Task to complete → Transcribe the data below line by line, without changes, and omit the picture.

Record extracts →

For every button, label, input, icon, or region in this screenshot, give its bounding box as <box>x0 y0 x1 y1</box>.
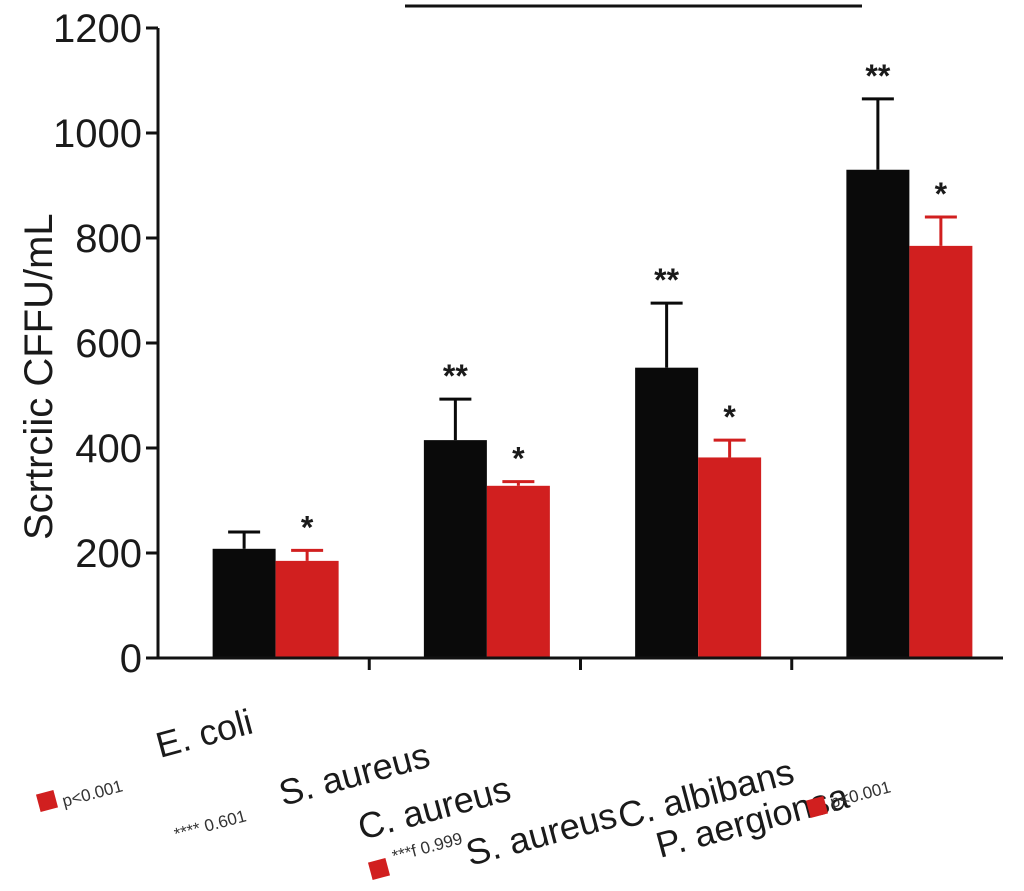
significance-marker: * <box>935 176 948 212</box>
y-tick-label: 600 <box>75 322 142 366</box>
bars-layer: ********** <box>212 58 973 658</box>
significance-marker: ** <box>443 358 468 394</box>
legend-swatch-red-2 <box>367 857 391 881</box>
category-label: E. coli <box>151 701 256 766</box>
significance-marker: ** <box>865 58 890 94</box>
y-tick-label: 1000 <box>53 112 142 156</box>
bar-red <box>698 457 762 658</box>
legend-swatch-red-3 <box>805 795 829 819</box>
bar-black <box>846 169 910 658</box>
bar-red <box>909 245 973 658</box>
y-tick-label: 200 <box>75 532 142 576</box>
y-tick-label: 400 <box>75 427 142 471</box>
x-axis-ticks <box>367 658 794 670</box>
bar-red <box>275 560 339 658</box>
y-tick-label: 0 <box>120 637 142 681</box>
significance-marker: * <box>301 509 314 545</box>
y-axis-ticks: 0 200 400 600 800 1000 1200 <box>53 7 158 681</box>
bar-black <box>635 367 699 658</box>
footnote-2: **** 0.601 <box>172 806 248 843</box>
bar-black <box>212 548 276 658</box>
legend-swatch-red <box>35 789 59 813</box>
bar-red <box>486 485 550 658</box>
footnote-1: p<0.001 <box>60 776 125 810</box>
y-tick-label: 800 <box>75 217 142 261</box>
y-axis-label: Scrtrciic CFFU/mL <box>17 213 61 540</box>
bar-black <box>423 440 487 658</box>
significance-marker: ** <box>654 262 679 298</box>
significance-marker: * <box>723 399 736 435</box>
y-tick-label: 1200 <box>53 7 142 51</box>
significance-marker: * <box>512 441 525 477</box>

Task answer →
For every button, label, input, icon, or region in this screenshot, give its bounding box as <box>x0 y0 x1 y1</box>.
significance-marker: * <box>935 176 948 212</box>
y-tick-label: 600 <box>75 322 142 366</box>
bars-layer: ********** <box>212 58 973 658</box>
significance-marker: ** <box>443 358 468 394</box>
legend-swatch-red-2 <box>367 857 391 881</box>
category-label: E. coli <box>151 701 256 766</box>
significance-marker: ** <box>865 58 890 94</box>
y-tick-label: 1000 <box>53 112 142 156</box>
bar-red <box>698 457 762 658</box>
legend-swatch-red-3 <box>805 795 829 819</box>
bar-black <box>846 169 910 658</box>
bar-red <box>909 245 973 658</box>
y-tick-label: 200 <box>75 532 142 576</box>
y-tick-label: 400 <box>75 427 142 471</box>
x-axis-ticks <box>367 658 794 670</box>
bar-red <box>275 560 339 658</box>
y-tick-label: 0 <box>120 637 142 681</box>
significance-marker: * <box>301 509 314 545</box>
y-axis-ticks: 0 200 400 600 800 1000 1200 <box>53 7 158 681</box>
bar-black <box>635 367 699 658</box>
footnote-2: **** 0.601 <box>172 806 248 843</box>
bar-black <box>212 548 276 658</box>
legend-swatch-red <box>35 789 59 813</box>
bar-red <box>486 485 550 658</box>
footnote-1: p<0.001 <box>60 776 125 810</box>
y-tick-label: 800 <box>75 217 142 261</box>
y-axis-label: Scrtrciic CFFU/mL <box>17 213 61 540</box>
bar-black <box>423 440 487 658</box>
significance-marker: ** <box>654 262 679 298</box>
significance-marker: * <box>723 399 736 435</box>
y-tick-label: 1200 <box>53 7 142 51</box>
significance-marker: * <box>512 441 525 477</box>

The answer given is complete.